→ **Stored items from a collection**:
···
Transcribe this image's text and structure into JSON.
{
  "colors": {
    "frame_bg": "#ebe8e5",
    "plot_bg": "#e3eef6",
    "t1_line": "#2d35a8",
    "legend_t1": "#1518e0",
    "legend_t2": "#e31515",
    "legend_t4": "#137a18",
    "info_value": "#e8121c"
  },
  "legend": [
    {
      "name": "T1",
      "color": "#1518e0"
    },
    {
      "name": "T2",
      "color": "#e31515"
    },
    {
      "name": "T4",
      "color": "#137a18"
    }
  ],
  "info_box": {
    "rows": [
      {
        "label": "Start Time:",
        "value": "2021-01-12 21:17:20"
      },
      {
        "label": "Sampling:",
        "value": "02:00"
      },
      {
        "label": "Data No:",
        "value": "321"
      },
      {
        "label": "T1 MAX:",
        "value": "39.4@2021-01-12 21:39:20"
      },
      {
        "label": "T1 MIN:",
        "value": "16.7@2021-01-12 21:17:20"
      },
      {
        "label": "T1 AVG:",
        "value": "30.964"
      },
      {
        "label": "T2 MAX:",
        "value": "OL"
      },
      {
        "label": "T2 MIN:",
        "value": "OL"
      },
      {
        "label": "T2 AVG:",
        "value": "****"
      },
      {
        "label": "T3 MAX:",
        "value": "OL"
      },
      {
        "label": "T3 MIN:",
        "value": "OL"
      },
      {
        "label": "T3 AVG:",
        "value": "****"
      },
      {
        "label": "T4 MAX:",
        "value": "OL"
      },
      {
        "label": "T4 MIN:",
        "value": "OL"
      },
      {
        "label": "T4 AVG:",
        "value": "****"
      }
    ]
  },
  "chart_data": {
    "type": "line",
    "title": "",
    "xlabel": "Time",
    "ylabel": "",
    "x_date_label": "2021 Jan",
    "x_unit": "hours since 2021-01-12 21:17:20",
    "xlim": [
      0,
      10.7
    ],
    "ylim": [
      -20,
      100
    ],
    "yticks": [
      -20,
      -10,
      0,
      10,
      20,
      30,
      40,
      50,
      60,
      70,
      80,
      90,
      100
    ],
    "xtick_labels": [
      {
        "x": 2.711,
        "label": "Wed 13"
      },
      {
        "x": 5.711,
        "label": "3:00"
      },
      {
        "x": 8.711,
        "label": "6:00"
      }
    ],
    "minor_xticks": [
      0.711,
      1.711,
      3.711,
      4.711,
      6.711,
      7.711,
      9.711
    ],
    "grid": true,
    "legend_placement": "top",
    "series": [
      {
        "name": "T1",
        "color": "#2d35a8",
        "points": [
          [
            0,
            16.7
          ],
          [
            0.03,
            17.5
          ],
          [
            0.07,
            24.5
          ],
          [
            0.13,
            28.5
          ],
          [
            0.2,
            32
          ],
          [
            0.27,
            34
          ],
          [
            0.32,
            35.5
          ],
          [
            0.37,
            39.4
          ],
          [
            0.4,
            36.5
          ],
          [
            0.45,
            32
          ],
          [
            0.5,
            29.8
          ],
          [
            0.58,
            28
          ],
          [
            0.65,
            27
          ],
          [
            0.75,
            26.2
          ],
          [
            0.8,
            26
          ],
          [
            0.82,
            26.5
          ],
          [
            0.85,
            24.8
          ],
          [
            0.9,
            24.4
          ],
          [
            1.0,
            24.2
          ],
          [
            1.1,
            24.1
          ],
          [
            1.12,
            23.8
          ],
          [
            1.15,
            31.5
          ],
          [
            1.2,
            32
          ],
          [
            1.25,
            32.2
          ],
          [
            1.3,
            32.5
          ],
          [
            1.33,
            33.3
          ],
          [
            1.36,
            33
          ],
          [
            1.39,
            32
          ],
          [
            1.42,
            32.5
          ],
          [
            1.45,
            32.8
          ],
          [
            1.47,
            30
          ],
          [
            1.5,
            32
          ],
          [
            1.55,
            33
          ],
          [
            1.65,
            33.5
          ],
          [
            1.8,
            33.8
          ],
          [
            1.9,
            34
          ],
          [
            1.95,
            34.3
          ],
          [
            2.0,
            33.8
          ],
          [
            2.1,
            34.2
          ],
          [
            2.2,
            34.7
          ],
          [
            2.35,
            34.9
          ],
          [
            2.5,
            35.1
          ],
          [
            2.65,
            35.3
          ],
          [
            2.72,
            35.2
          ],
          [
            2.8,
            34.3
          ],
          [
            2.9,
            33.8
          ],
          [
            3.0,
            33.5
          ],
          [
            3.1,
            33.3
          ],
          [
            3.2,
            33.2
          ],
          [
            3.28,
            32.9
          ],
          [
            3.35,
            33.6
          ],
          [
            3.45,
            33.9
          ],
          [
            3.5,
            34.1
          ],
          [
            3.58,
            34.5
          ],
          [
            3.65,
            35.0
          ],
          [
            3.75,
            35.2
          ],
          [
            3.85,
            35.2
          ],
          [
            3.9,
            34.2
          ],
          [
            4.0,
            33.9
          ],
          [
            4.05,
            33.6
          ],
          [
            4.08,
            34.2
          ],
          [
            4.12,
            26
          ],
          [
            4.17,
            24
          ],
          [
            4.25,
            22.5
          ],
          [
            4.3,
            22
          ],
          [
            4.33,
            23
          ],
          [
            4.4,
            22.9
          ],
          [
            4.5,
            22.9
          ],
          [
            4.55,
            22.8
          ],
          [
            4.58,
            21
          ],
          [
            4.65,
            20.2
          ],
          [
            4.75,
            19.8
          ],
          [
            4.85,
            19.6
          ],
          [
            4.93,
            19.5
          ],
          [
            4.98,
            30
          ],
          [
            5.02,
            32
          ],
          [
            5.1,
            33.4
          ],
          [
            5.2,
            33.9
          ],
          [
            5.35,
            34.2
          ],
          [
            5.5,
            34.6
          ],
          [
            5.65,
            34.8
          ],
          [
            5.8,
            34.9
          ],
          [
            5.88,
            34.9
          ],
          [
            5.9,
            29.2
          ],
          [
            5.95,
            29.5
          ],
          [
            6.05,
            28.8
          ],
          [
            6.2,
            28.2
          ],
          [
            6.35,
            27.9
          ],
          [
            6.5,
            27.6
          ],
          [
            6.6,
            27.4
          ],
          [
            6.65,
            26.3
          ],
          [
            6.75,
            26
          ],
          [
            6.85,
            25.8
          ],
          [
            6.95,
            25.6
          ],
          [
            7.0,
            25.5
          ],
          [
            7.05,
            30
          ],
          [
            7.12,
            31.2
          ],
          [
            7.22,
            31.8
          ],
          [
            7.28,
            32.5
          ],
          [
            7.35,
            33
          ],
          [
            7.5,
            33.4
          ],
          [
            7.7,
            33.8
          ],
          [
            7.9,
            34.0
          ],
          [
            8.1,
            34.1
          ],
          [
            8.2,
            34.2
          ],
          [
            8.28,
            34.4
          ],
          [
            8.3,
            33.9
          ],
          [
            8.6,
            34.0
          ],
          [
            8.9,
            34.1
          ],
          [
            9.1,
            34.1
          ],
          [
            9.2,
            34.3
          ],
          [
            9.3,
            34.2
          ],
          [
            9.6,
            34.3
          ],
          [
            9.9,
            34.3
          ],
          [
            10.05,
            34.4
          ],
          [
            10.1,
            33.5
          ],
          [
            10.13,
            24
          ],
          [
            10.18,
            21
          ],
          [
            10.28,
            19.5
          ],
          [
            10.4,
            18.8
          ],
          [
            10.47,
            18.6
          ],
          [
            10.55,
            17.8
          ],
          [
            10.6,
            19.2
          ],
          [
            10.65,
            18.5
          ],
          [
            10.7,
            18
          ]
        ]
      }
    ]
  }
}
···
→ **YOUR INSTRUCTIONS**:
Above are some records; repeat all of them exactly.

→ **RESULT**:
Transcribe this image's text and structure into JSON.
{
  "colors": {
    "frame_bg": "#ebe8e5",
    "plot_bg": "#e3eef6",
    "t1_line": "#2d35a8",
    "legend_t1": "#1518e0",
    "legend_t2": "#e31515",
    "legend_t4": "#137a18",
    "info_value": "#e8121c"
  },
  "legend": [
    {
      "name": "T1",
      "color": "#1518e0"
    },
    {
      "name": "T2",
      "color": "#e31515"
    },
    {
      "name": "T4",
      "color": "#137a18"
    }
  ],
  "info_box": {
    "rows": [
      {
        "label": "Start Time:",
        "value": "2021-01-12 21:17:20"
      },
      {
        "label": "Sampling:",
        "value": "02:00"
      },
      {
        "label": "Data No:",
        "value": "321"
      },
      {
        "label": "T1 MAX:",
        "value": "39.4@2021-01-12 21:39:20"
      },
      {
        "label": "T1 MIN:",
        "value": "16.7@2021-01-12 21:17:20"
      },
      {
        "label": "T1 AVG:",
        "value": "30.964"
      },
      {
        "label": "T2 MAX:",
        "value": "OL"
      },
      {
        "label": "T2 MIN:",
        "value": "OL"
      },
      {
        "label": "T2 AVG:",
        "value": "****"
      },
      {
        "label": "T3 MAX:",
        "value": "OL"
      },
      {
        "label": "T3 MIN:",
        "value": "OL"
      },
      {
        "label": "T3 AVG:",
        "value": "****"
      },
      {
        "label": "T4 MAX:",
        "value": "OL"
      },
      {
        "label": "T4 MIN:",
        "value": "OL"
      },
      {
        "label": "T4 AVG:",
        "value": "****"
      }
    ]
  },
  "chart_data": {
    "type": "line",
    "title": "",
    "xlabel": "Time",
    "ylabel": "",
    "x_date_label": "2021 Jan",
    "x_unit": "hours since 2021-01-12 21:17:20",
    "xlim": [
      0,
      10.7
    ],
    "ylim": [
      -20,
      100
    ],
    "yticks": [
      -20,
      -10,
      0,
      10,
      20,
      30,
      40,
      50,
      60,
      70,
      80,
      90,
      100
    ],
    "xtick_labels": [
      {
        "x": 2.711,
        "label": "Wed 13"
      },
      {
        "x": 5.711,
        "label": "3:00"
      },
      {
        "x": 8.711,
        "label": "6:00"
      }
    ],
    "minor_xticks": [
      0.711,
      1.711,
      3.711,
      4.711,
      6.711,
      7.711,
      9.711
    ],
    "grid": true,
    "legend_placement": "top",
    "series": [
      {
        "name": "T1",
        "color": "#2d35a8",
        "points": [
          [
            0,
            16.7
          ],
          [
            0.03,
            17.5
          ],
          [
            0.07,
            24.5
          ],
          [
            0.13,
            28.5
          ],
          [
            0.2,
            32
          ],
          [
            0.27,
            34
          ],
          [
            0.32,
            35.5
          ],
          [
            0.37,
            39.4
          ],
          [
            0.4,
            36.5
          ],
          [
            0.45,
            32
          ],
          [
            0.5,
            29.8
          ],
          [
            0.58,
            28
          ],
          [
            0.65,
            27
          ],
          [
            0.75,
            26.2
          ],
          [
            0.8,
            26
          ],
          [
            0.82,
            26.5
          ],
          [
            0.85,
            24.8
          ],
          [
            0.9,
            24.4
          ],
          [
            1.0,
            24.2
          ],
          [
            1.1,
            24.1
          ],
          [
            1.12,
            23.8
          ],
          [
            1.15,
            31.5
          ],
          [
            1.2,
            32
          ],
          [
            1.25,
            32.2
          ],
          [
            1.3,
            32.5
          ],
          [
            1.33,
            33.3
          ],
          [
            1.36,
            33
          ],
          [
            1.39,
            32
          ],
          [
            1.42,
            32.5
          ],
          [
            1.45,
            32.8
          ],
          [
            1.47,
            30
          ],
          [
            1.5,
            32
          ],
          [
            1.55,
            33
          ],
          [
            1.65,
            33.5
          ],
          [
            1.8,
            33.8
          ],
          [
            1.9,
            34
          ],
          [
            1.95,
            34.3
          ],
          [
            2.0,
            33.8
          ],
          [
            2.1,
            34.2
          ],
          [
            2.2,
            34.7
          ],
          [
            2.35,
            34.9
          ],
          [
            2.5,
            35.1
          ],
          [
            2.65,
            35.3
          ],
          [
            2.72,
            35.2
          ],
          [
            2.8,
            34.3
          ],
          [
            2.9,
            33.8
          ],
          [
            3.0,
            33.5
          ],
          [
            3.1,
            33.3
          ],
          [
            3.2,
            33.2
          ],
          [
            3.28,
            32.9
          ],
          [
            3.35,
            33.6
          ],
          [
            3.45,
            33.9
          ],
          [
            3.5,
            34.1
          ],
          [
            3.58,
            34.5
          ],
          [
            3.65,
            35.0
          ],
          [
            3.75,
            35.2
          ],
          [
            3.85,
            35.2
          ],
          [
            3.9,
            34.2
          ],
          [
            4.0,
            33.9
          ],
          [
            4.05,
            33.6
          ],
          [
            4.08,
            34.2
          ],
          [
            4.12,
            26
          ],
          [
            4.17,
            24
          ],
          [
            4.25,
            22.5
          ],
          [
            4.3,
            22
          ],
          [
            4.33,
            23
          ],
          [
            4.4,
            22.9
          ],
          [
            4.5,
            22.9
          ],
          [
            4.55,
            22.8
          ],
          [
            4.58,
            21
          ],
          [
            4.65,
            20.2
          ],
          [
            4.75,
            19.8
          ],
          [
            4.85,
            19.6
          ],
          [
            4.93,
            19.5
          ],
          [
            4.98,
            30
          ],
          [
            5.02,
            32
          ],
          [
            5.1,
            33.4
          ],
          [
            5.2,
            33.9
          ],
          [
            5.35,
            34.2
          ],
          [
            5.5,
            34.6
          ],
          [
            5.65,
            34.8
          ],
          [
            5.8,
            34.9
          ],
          [
            5.88,
            34.9
          ],
          [
            5.9,
            29.2
          ],
          [
            5.95,
            29.5
          ],
          [
            6.05,
            28.8
          ],
          [
            6.2,
            28.2
          ],
          [
            6.35,
            27.9
          ],
          [
            6.5,
            27.6
          ],
          [
            6.6,
            27.4
          ],
          [
            6.65,
            26.3
          ],
          [
            6.75,
            26
          ],
          [
            6.85,
            25.8
          ],
          [
            6.95,
            25.6
          ],
          [
            7.0,
            25.5
          ],
          [
            7.05,
            30
          ],
          [
            7.12,
            31.2
          ],
          [
            7.22,
            31.8
          ],
          [
            7.28,
            32.5
          ],
          [
            7.35,
            33
          ],
          [
            7.5,
            33.4
          ],
          [
            7.7,
            33.8
          ],
          [
            7.9,
            34.0
          ],
          [
            8.1,
            34.1
          ],
          [
            8.2,
            34.2
          ],
          [
            8.28,
            34.4
          ],
          [
            8.3,
            33.9
          ],
          [
            8.6,
            34.0
          ],
          [
            8.9,
            34.1
          ],
          [
            9.1,
            34.1
          ],
          [
            9.2,
            34.3
          ],
          [
            9.3,
            34.2
          ],
          [
            9.6,
            34.3
          ],
          [
            9.9,
            34.3
          ],
          [
            10.05,
            34.4
          ],
          [
            10.1,
            33.5
          ],
          [
            10.13,
            24
          ],
          [
            10.18,
            21
          ],
          [
            10.28,
            19.5
          ],
          [
            10.4,
            18.8
          ],
          [
            10.47,
            18.6
          ],
          [
            10.55,
            17.8
          ],
          [
            10.6,
            19.2
          ],
          [
            10.65,
            18.5
          ],
          [
            10.7,
            18
          ]
        ]
      }
    ]
  }
}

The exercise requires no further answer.